-- Start of SUPPLIED DATA --

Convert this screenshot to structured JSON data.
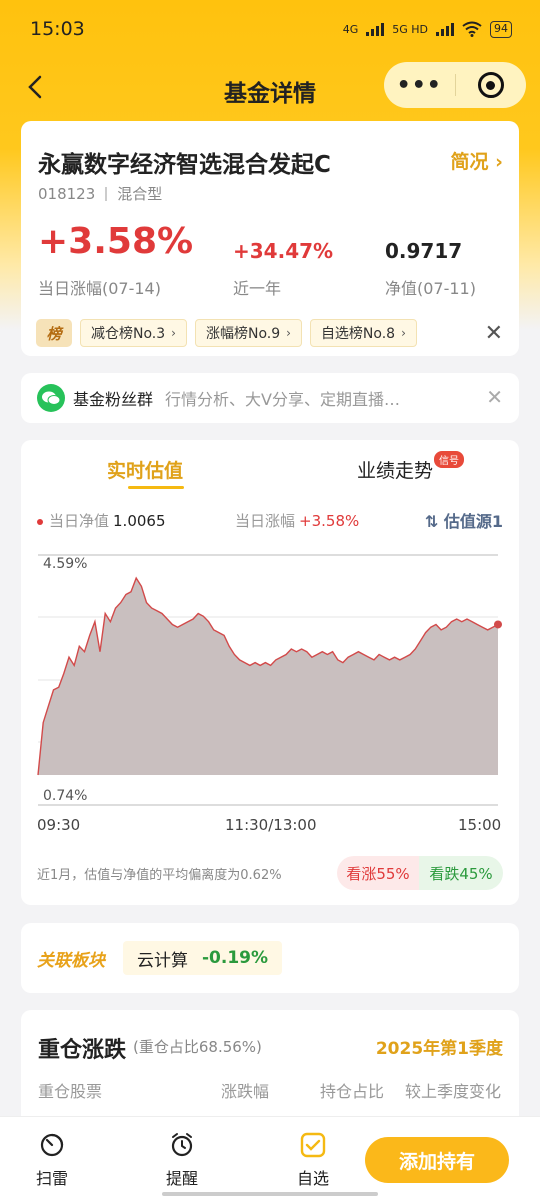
{
  "status_bar": {
    "time": "15:03",
    "net1": "4G",
    "net2": "5G HD",
    "battery": "94"
  },
  "nav": {
    "title": "基金详情",
    "more_label": "•••"
  },
  "fund": {
    "name": "永赢数字经济智选混合发起C",
    "overview_label": "简况 ›",
    "code": "018123",
    "type": "混合型",
    "day_change": "+3.58%",
    "day_change_label": "当日涨幅(07-14)",
    "year_change": "+34.47%",
    "year_change_label": "近一年",
    "nav_value": "0.9717",
    "nav_label": "净值(07-11)",
    "rank_badge": "榜",
    "tags": [
      "减仓榜No.3",
      "涨幅榜No.9",
      "自选榜No.8"
    ],
    "tag_chevron": "›",
    "close_label": "✕"
  },
  "fans": {
    "name": "基金粉丝群",
    "desc": "行情分析、大V分享、定期直播…",
    "close_label": "✕"
  },
  "chart_section": {
    "tab_realtime": "实时估值",
    "tab_performance": "业绩走势",
    "badge": "信号",
    "est_nav_label": "当日净值",
    "est_nav_value": "1.0065",
    "est_change_label": "当日涨幅",
    "est_change_value": "+3.58%",
    "source_label": "⇅ 估值源1",
    "time_start": "09:30",
    "time_mid": "11:30/13:00",
    "time_end": "15:00",
    "deviation_note": "近1月，估值与净值的平均偏离度为0.62%",
    "vote_up": "看涨55%",
    "vote_down": "看跌45%"
  },
  "chart_data": {
    "type": "area",
    "ylim": [
      0.74,
      4.59
    ],
    "ytick_labels": [
      "4.59%",
      "0.74%"
    ],
    "xtick_labels": [
      "09:30",
      "11:30/13:00",
      "15:00"
    ],
    "color": "#d24a4a",
    "fill": "#c9bfbf",
    "grid": true,
    "values": [
      0.74,
      1.7,
      2.0,
      2.3,
      2.35,
      2.6,
      2.9,
      2.75,
      3.1,
      3.0,
      3.3,
      3.55,
      3.0,
      3.7,
      3.55,
      3.8,
      3.9,
      4.05,
      4.1,
      4.35,
      4.2,
      3.9,
      3.8,
      3.75,
      3.7,
      3.6,
      3.5,
      3.45,
      3.5,
      3.55,
      3.6,
      3.7,
      3.65,
      3.55,
      3.4,
      3.35,
      3.3,
      3.1,
      2.95,
      2.85,
      2.8,
      2.75,
      2.8,
      2.75,
      2.8,
      2.75,
      2.85,
      2.9,
      2.95,
      3.05,
      3.0,
      3.05,
      3.0,
      2.9,
      2.95,
      3.0,
      2.95,
      3.0,
      2.85,
      2.8,
      2.9,
      2.95,
      3.0,
      2.95,
      2.9,
      2.85,
      2.95,
      2.9,
      2.85,
      2.9,
      2.85,
      2.9,
      2.95,
      3.05,
      3.2,
      3.35,
      3.45,
      3.5,
      3.4,
      3.45,
      3.55,
      3.6,
      3.55,
      3.6,
      3.55,
      3.5,
      3.45,
      3.4,
      3.45,
      3.5
    ]
  },
  "sector": {
    "logo": "关联板块",
    "name": "云计算",
    "change": "-0.19%"
  },
  "holdings": {
    "title": "重仓涨跌",
    "ratio": "(重仓占比68.56%)",
    "quarter": "2025年第1季度",
    "columns": [
      "重仓股票",
      "涨跌幅",
      "持仓占比",
      "较上季度变化"
    ]
  },
  "bottom_bar": {
    "scan": "扫雷",
    "remind": "提醒",
    "watch": "自选",
    "add": "添加持有"
  }
}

-- End of SUPPLIED DATA --

### GIVEN EXERCISE
Looking at the entries above, state how many lines contain "name"; give the number alone.

### RIGHT ANSWER
3